Records that describe figures:
####

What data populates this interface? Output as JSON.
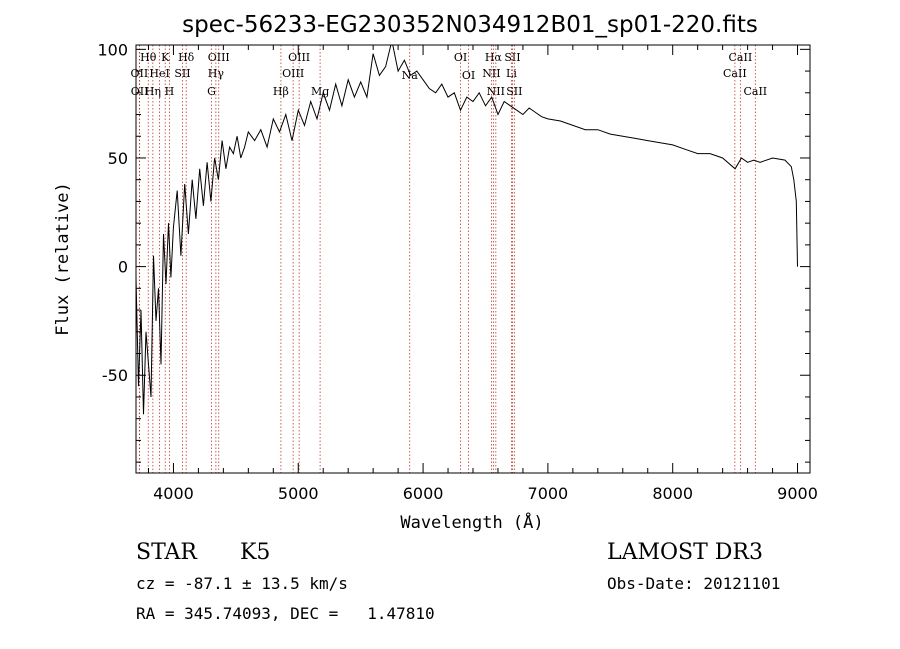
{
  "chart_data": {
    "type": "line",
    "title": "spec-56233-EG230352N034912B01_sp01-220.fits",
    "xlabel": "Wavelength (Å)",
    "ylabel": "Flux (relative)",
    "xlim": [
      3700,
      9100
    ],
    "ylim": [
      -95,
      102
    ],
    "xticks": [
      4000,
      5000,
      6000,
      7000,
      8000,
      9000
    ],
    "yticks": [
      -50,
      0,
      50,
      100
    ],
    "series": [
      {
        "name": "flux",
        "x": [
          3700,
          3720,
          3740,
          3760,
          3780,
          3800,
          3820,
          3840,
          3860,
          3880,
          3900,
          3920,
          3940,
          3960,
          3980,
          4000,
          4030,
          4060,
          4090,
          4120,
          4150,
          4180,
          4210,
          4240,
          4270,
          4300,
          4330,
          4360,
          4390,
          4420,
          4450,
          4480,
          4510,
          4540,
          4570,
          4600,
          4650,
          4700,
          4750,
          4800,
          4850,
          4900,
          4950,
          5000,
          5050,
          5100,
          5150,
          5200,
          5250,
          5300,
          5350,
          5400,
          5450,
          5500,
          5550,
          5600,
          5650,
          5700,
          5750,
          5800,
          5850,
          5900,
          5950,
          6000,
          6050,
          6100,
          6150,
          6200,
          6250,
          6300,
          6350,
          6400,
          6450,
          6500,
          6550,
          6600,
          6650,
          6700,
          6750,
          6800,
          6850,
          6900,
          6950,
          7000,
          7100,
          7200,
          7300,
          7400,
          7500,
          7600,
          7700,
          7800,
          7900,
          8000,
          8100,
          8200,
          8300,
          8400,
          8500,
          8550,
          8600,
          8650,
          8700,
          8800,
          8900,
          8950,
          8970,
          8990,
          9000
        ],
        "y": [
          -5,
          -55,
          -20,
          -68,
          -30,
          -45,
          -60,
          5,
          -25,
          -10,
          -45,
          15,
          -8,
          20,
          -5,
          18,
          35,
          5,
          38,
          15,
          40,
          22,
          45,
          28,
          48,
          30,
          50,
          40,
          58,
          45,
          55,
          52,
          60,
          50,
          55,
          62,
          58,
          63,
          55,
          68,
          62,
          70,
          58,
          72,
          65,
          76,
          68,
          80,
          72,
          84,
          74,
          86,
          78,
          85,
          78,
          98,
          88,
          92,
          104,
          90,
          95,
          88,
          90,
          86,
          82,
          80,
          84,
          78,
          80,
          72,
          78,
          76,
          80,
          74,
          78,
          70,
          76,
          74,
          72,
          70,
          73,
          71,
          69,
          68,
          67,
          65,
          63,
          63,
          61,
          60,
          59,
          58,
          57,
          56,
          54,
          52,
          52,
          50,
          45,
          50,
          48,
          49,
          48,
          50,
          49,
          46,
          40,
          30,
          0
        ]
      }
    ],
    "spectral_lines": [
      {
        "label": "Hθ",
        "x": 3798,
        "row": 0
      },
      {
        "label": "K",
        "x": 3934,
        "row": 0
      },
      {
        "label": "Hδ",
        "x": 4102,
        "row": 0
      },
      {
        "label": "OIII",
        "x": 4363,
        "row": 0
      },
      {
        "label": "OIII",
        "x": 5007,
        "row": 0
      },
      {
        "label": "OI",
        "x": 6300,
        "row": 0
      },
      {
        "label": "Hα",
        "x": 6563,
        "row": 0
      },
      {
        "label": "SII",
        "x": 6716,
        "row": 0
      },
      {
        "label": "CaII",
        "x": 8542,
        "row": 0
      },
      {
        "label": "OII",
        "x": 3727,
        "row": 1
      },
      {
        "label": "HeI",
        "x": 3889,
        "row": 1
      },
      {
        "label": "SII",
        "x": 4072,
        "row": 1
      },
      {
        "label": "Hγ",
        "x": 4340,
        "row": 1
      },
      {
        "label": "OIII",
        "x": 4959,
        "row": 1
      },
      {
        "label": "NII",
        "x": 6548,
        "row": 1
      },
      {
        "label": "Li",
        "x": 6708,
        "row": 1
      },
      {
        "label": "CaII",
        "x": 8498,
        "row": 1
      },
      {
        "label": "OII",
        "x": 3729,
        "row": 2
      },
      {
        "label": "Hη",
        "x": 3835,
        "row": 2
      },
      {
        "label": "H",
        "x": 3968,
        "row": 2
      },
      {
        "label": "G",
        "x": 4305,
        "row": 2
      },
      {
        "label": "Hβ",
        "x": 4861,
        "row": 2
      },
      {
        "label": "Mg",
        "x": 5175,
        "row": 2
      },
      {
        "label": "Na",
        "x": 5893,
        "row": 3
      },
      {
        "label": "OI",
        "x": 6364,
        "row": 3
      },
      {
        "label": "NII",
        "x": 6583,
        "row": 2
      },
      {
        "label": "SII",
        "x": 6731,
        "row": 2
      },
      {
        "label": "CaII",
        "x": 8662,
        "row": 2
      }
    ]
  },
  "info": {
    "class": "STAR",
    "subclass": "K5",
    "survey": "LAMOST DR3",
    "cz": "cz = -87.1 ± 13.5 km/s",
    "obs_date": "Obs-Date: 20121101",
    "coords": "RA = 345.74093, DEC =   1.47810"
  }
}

####

▶ **WHAT IS NEEDED**: Without the pictures, retype the whole of the material above exactly.

▶ **WRITTEN REPLY**:
What data populates this interface? Output as JSON.
{
  "chart_data": {
    "type": "line",
    "title": "spec-56233-EG230352N034912B01_sp01-220.fits",
    "xlabel": "Wavelength (Å)",
    "ylabel": "Flux (relative)",
    "xlim": [
      3700,
      9100
    ],
    "ylim": [
      -95,
      102
    ],
    "xticks": [
      4000,
      5000,
      6000,
      7000,
      8000,
      9000
    ],
    "yticks": [
      -50,
      0,
      50,
      100
    ],
    "series": [
      {
        "name": "flux",
        "x": [
          3700,
          3720,
          3740,
          3760,
          3780,
          3800,
          3820,
          3840,
          3860,
          3880,
          3900,
          3920,
          3940,
          3960,
          3980,
          4000,
          4030,
          4060,
          4090,
          4120,
          4150,
          4180,
          4210,
          4240,
          4270,
          4300,
          4330,
          4360,
          4390,
          4420,
          4450,
          4480,
          4510,
          4540,
          4570,
          4600,
          4650,
          4700,
          4750,
          4800,
          4850,
          4900,
          4950,
          5000,
          5050,
          5100,
          5150,
          5200,
          5250,
          5300,
          5350,
          5400,
          5450,
          5500,
          5550,
          5600,
          5650,
          5700,
          5750,
          5800,
          5850,
          5900,
          5950,
          6000,
          6050,
          6100,
          6150,
          6200,
          6250,
          6300,
          6350,
          6400,
          6450,
          6500,
          6550,
          6600,
          6650,
          6700,
          6750,
          6800,
          6850,
          6900,
          6950,
          7000,
          7100,
          7200,
          7300,
          7400,
          7500,
          7600,
          7700,
          7800,
          7900,
          8000,
          8100,
          8200,
          8300,
          8400,
          8500,
          8550,
          8600,
          8650,
          8700,
          8800,
          8900,
          8950,
          8970,
          8990,
          9000
        ],
        "y": [
          -5,
          -55,
          -20,
          -68,
          -30,
          -45,
          -60,
          5,
          -25,
          -10,
          -45,
          15,
          -8,
          20,
          -5,
          18,
          35,
          5,
          38,
          15,
          40,
          22,
          45,
          28,
          48,
          30,
          50,
          40,
          58,
          45,
          55,
          52,
          60,
          50,
          55,
          62,
          58,
          63,
          55,
          68,
          62,
          70,
          58,
          72,
          65,
          76,
          68,
          80,
          72,
          84,
          74,
          86,
          78,
          85,
          78,
          98,
          88,
          92,
          104,
          90,
          95,
          88,
          90,
          86,
          82,
          80,
          84,
          78,
          80,
          72,
          78,
          76,
          80,
          74,
          78,
          70,
          76,
          74,
          72,
          70,
          73,
          71,
          69,
          68,
          67,
          65,
          63,
          63,
          61,
          60,
          59,
          58,
          57,
          56,
          54,
          52,
          52,
          50,
          45,
          50,
          48,
          49,
          48,
          50,
          49,
          46,
          40,
          30,
          0
        ]
      }
    ],
    "spectral_lines": [
      {
        "label": "Hθ",
        "x": 3798,
        "row": 0
      },
      {
        "label": "K",
        "x": 3934,
        "row": 0
      },
      {
        "label": "Hδ",
        "x": 4102,
        "row": 0
      },
      {
        "label": "OIII",
        "x": 4363,
        "row": 0
      },
      {
        "label": "OIII",
        "x": 5007,
        "row": 0
      },
      {
        "label": "OI",
        "x": 6300,
        "row": 0
      },
      {
        "label": "Hα",
        "x": 6563,
        "row": 0
      },
      {
        "label": "SII",
        "x": 6716,
        "row": 0
      },
      {
        "label": "CaII",
        "x": 8542,
        "row": 0
      },
      {
        "label": "OII",
        "x": 3727,
        "row": 1
      },
      {
        "label": "HeI",
        "x": 3889,
        "row": 1
      },
      {
        "label": "SII",
        "x": 4072,
        "row": 1
      },
      {
        "label": "Hγ",
        "x": 4340,
        "row": 1
      },
      {
        "label": "OIII",
        "x": 4959,
        "row": 1
      },
      {
        "label": "NII",
        "x": 6548,
        "row": 1
      },
      {
        "label": "Li",
        "x": 6708,
        "row": 1
      },
      {
        "label": "CaII",
        "x": 8498,
        "row": 1
      },
      {
        "label": "OII",
        "x": 3729,
        "row": 2
      },
      {
        "label": "Hη",
        "x": 3835,
        "row": 2
      },
      {
        "label": "H",
        "x": 3968,
        "row": 2
      },
      {
        "label": "G",
        "x": 4305,
        "row": 2
      },
      {
        "label": "Hβ",
        "x": 4861,
        "row": 2
      },
      {
        "label": "Mg",
        "x": 5175,
        "row": 2
      },
      {
        "label": "Na",
        "x": 5893,
        "row": 3
      },
      {
        "label": "OI",
        "x": 6364,
        "row": 3
      },
      {
        "label": "NII",
        "x": 6583,
        "row": 2
      },
      {
        "label": "SII",
        "x": 6731,
        "row": 2
      },
      {
        "label": "CaII",
        "x": 8662,
        "row": 2
      }
    ]
  },
  "info": {
    "class": "STAR",
    "subclass": "K5",
    "survey": "LAMOST DR3",
    "cz": "cz = -87.1 ± 13.5 km/s",
    "obs_date": "Obs-Date: 20121101",
    "coords": "RA = 345.74093, DEC =   1.47810"
  }
}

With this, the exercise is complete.